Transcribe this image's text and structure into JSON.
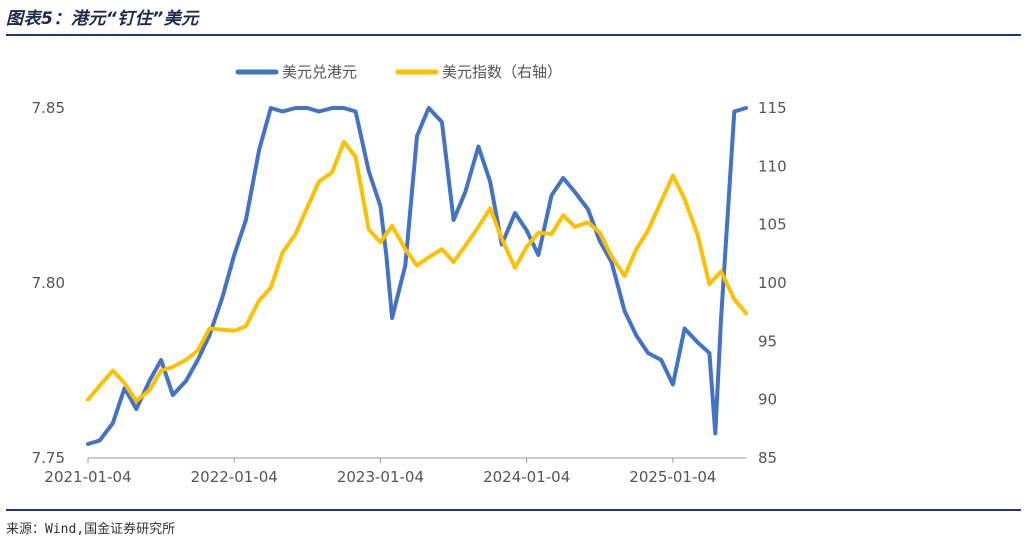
{
  "header": {
    "title": "图表5：港元“钉住”美元"
  },
  "footer": {
    "source": "来源：Wind,国金证券研究所"
  },
  "colors": {
    "usdhkd": "#4472C4",
    "dxy": "#FFC000",
    "rule": "#1f3b6e"
  },
  "chart_data": {
    "type": "line",
    "title": "图表5：港元“钉住”美元",
    "legend_position": "top-center",
    "grid": false,
    "x_tick_labels": [
      "2021-01-04",
      "2022-01-04",
      "2023-01-04",
      "2024-01-04",
      "2025-01-04"
    ],
    "x_range": [
      2021.0,
      2025.5
    ],
    "y_left": {
      "range": [
        7.75,
        7.85
      ],
      "ticks": [
        7.75,
        7.8,
        7.85
      ],
      "tick_labels": [
        "7.75",
        "7.80",
        "7.85"
      ]
    },
    "y_right": {
      "range": [
        85,
        115
      ],
      "ticks": [
        85,
        90,
        95,
        100,
        105,
        110,
        115
      ],
      "tick_labels": [
        "85",
        "90",
        "95",
        "100",
        "105",
        "110",
        "115"
      ]
    },
    "series": [
      {
        "name": "美元兑港元",
        "axis": "left",
        "x": [
          2021.0,
          2021.08,
          2021.17,
          2021.25,
          2021.33,
          2021.42,
          2021.5,
          2021.58,
          2021.67,
          2021.75,
          2021.83,
          2021.92,
          2022.0,
          2022.08,
          2022.17,
          2022.25,
          2022.33,
          2022.42,
          2022.5,
          2022.58,
          2022.67,
          2022.75,
          2022.83,
          2022.92,
          2023.0,
          2023.04,
          2023.08,
          2023.17,
          2023.25,
          2023.33,
          2023.42,
          2023.5,
          2023.58,
          2023.67,
          2023.75,
          2023.83,
          2023.92,
          2024.0,
          2024.08,
          2024.17,
          2024.25,
          2024.33,
          2024.42,
          2024.5,
          2024.58,
          2024.67,
          2024.75,
          2024.83,
          2024.92,
          2025.0,
          2025.08,
          2025.17,
          2025.25,
          2025.29,
          2025.33,
          2025.42,
          2025.5
        ],
        "y": [
          7.754,
          7.755,
          7.76,
          7.77,
          7.764,
          7.772,
          7.778,
          7.768,
          7.772,
          7.778,
          7.785,
          7.796,
          7.808,
          7.818,
          7.838,
          7.85,
          7.849,
          7.85,
          7.85,
          7.849,
          7.85,
          7.85,
          7.849,
          7.832,
          7.822,
          7.808,
          7.79,
          7.805,
          7.842,
          7.85,
          7.846,
          7.818,
          7.826,
          7.839,
          7.829,
          7.811,
          7.82,
          7.815,
          7.808,
          7.825,
          7.83,
          7.826,
          7.821,
          7.812,
          7.806,
          7.792,
          7.785,
          7.78,
          7.778,
          7.771,
          7.787,
          7.783,
          7.78,
          7.757,
          7.79,
          7.849,
          7.85
        ]
      },
      {
        "name": "美元指数（右轴）",
        "axis": "right",
        "x": [
          2021.0,
          2021.08,
          2021.17,
          2021.25,
          2021.33,
          2021.42,
          2021.5,
          2021.58,
          2021.67,
          2021.75,
          2021.83,
          2021.92,
          2022.0,
          2022.08,
          2022.17,
          2022.25,
          2022.33,
          2022.42,
          2022.5,
          2022.58,
          2022.67,
          2022.75,
          2022.83,
          2022.92,
          2023.0,
          2023.08,
          2023.17,
          2023.25,
          2023.33,
          2023.42,
          2023.5,
          2023.58,
          2023.67,
          2023.75,
          2023.83,
          2023.92,
          2024.0,
          2024.08,
          2024.17,
          2024.25,
          2024.33,
          2024.42,
          2024.5,
          2024.58,
          2024.67,
          2024.75,
          2024.83,
          2024.92,
          2025.0,
          2025.08,
          2025.17,
          2025.25,
          2025.33,
          2025.42,
          2025.5
        ],
        "y": [
          90.0,
          91.2,
          92.5,
          91.4,
          89.9,
          90.8,
          92.5,
          92.8,
          93.4,
          94.2,
          96.1,
          96.0,
          95.9,
          96.3,
          98.5,
          99.6,
          102.6,
          104.2,
          106.5,
          108.7,
          109.5,
          112.1,
          110.8,
          104.6,
          103.5,
          104.9,
          102.9,
          101.5,
          102.2,
          102.9,
          101.8,
          103.2,
          104.8,
          106.4,
          103.8,
          101.3,
          103.1,
          104.3,
          104.2,
          105.8,
          104.8,
          105.2,
          104.3,
          102.3,
          100.6,
          102.9,
          104.5,
          107.0,
          109.2,
          107.2,
          104.1,
          99.9,
          101.0,
          98.6,
          97.4
        ]
      }
    ]
  }
}
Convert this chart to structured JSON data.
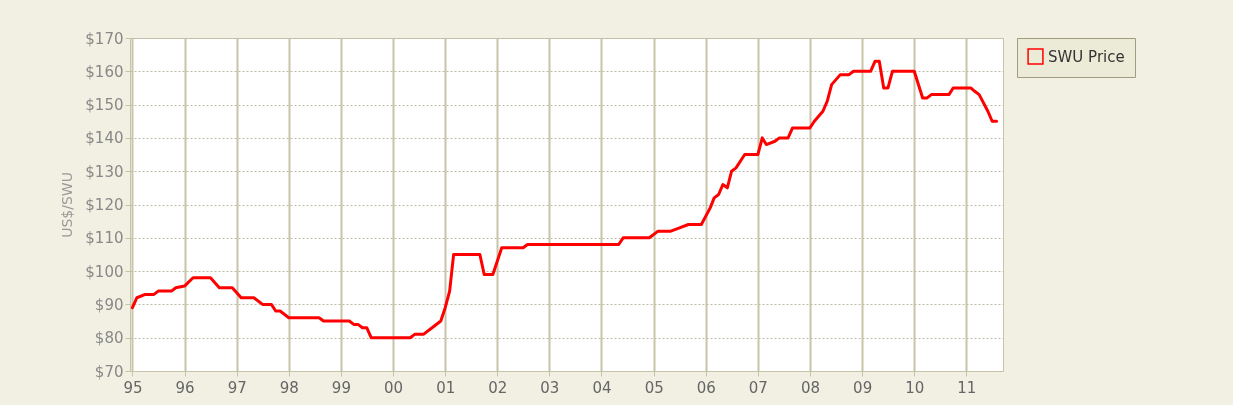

• [WHAT NEEDS TO BE DONE] Above are records; say how many of their lines contain the word "JSON", giving only the number.

• [RESPONSE TO THE EXERCISE] 2